◆ **What is asked**:
Using the material that follows, identify and copy each line with the string "right".

Entries with figure data
## begin

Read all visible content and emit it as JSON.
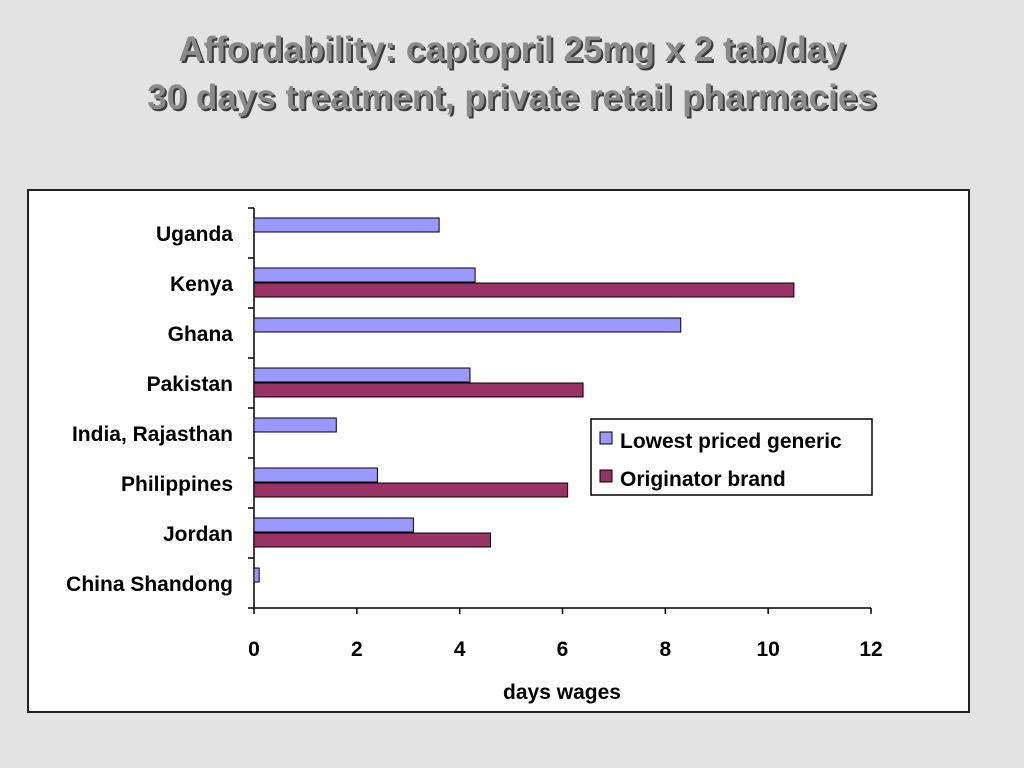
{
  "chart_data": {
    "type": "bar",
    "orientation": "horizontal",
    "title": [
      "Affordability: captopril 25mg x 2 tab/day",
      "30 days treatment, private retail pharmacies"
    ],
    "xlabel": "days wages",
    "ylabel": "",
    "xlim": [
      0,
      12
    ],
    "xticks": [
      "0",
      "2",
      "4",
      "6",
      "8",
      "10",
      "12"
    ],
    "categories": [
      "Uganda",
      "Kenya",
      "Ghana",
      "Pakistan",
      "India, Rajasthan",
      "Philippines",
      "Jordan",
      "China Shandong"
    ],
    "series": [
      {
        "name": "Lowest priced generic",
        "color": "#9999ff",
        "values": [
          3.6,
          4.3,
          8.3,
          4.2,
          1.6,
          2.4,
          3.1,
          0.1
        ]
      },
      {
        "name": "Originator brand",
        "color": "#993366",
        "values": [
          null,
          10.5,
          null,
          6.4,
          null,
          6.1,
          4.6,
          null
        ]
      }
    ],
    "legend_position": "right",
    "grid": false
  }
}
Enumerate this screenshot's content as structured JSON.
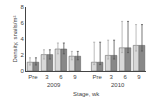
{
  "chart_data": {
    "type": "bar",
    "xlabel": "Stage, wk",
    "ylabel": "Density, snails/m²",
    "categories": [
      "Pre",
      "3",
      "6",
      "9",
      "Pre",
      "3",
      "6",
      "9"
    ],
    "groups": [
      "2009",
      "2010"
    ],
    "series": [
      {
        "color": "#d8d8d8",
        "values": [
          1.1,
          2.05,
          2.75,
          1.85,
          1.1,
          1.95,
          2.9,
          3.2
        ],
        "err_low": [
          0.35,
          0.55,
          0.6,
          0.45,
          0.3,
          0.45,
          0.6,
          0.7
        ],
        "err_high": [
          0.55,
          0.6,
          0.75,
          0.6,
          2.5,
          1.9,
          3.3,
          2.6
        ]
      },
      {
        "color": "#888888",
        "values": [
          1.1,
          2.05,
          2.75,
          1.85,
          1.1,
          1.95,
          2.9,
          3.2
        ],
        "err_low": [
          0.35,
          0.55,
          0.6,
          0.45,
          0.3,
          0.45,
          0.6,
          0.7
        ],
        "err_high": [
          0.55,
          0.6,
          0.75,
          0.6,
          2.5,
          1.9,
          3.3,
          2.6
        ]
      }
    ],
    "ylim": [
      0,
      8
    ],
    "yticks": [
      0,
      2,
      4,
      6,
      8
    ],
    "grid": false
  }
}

## end
## begin

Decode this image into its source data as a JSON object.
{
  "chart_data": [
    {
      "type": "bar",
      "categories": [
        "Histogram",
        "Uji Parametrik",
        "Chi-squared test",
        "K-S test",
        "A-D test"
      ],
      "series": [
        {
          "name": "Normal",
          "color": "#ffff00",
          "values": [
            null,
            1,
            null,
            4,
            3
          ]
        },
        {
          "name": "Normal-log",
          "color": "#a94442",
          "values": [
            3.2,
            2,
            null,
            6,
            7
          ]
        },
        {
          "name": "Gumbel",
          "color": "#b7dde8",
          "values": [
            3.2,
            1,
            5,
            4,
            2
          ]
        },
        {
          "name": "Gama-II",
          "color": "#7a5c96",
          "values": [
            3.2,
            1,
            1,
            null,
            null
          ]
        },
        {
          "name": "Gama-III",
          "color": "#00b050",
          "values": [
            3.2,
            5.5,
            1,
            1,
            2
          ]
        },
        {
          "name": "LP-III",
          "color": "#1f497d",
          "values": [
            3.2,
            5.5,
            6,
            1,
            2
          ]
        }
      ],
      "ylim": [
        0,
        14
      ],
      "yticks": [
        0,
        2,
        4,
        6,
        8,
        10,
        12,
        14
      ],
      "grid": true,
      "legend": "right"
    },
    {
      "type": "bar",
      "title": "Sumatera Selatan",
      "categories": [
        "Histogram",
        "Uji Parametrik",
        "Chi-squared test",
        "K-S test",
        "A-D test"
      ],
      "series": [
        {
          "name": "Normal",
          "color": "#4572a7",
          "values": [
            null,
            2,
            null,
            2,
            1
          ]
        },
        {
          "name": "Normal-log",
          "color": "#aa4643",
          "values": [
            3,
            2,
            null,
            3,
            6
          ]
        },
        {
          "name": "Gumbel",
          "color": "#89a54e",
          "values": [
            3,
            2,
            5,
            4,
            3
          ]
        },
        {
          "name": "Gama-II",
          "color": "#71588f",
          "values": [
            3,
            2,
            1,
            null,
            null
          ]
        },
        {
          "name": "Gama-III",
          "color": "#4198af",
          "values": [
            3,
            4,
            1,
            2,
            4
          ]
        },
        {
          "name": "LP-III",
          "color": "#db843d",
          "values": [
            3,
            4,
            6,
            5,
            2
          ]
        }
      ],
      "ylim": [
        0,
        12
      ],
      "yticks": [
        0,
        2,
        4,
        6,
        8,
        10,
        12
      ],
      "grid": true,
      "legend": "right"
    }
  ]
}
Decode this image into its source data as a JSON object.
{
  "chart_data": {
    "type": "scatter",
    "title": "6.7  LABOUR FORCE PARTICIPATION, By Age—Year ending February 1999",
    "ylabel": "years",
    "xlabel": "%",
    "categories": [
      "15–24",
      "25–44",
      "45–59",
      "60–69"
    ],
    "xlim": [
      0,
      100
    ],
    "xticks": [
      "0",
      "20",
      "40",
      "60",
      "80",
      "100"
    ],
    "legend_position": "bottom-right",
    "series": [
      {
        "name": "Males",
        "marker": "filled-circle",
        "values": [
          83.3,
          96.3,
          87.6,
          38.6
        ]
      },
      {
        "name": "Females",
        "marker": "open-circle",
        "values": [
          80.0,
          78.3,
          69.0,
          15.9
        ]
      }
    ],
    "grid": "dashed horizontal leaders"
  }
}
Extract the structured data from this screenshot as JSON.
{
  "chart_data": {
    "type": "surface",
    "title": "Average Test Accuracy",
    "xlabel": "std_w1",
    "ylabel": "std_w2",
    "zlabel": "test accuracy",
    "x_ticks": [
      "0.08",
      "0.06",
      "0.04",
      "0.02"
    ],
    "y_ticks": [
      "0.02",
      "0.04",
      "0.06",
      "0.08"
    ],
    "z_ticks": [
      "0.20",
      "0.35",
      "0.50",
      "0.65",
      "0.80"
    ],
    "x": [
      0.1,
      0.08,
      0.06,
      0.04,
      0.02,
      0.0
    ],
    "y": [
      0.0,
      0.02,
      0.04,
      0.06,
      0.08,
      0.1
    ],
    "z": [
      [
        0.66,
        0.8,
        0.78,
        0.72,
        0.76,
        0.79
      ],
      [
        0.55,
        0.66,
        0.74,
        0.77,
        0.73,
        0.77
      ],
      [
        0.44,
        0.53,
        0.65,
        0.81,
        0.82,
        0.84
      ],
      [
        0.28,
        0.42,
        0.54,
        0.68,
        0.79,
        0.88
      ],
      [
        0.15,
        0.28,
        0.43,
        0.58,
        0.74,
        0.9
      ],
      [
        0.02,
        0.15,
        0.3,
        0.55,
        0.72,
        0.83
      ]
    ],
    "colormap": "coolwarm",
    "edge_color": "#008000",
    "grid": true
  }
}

## end

◆ **Completed task**:
    "legend_position": "right",
      "legend": "right"
      "legend": "right"
    "legend_position": "bottom-right",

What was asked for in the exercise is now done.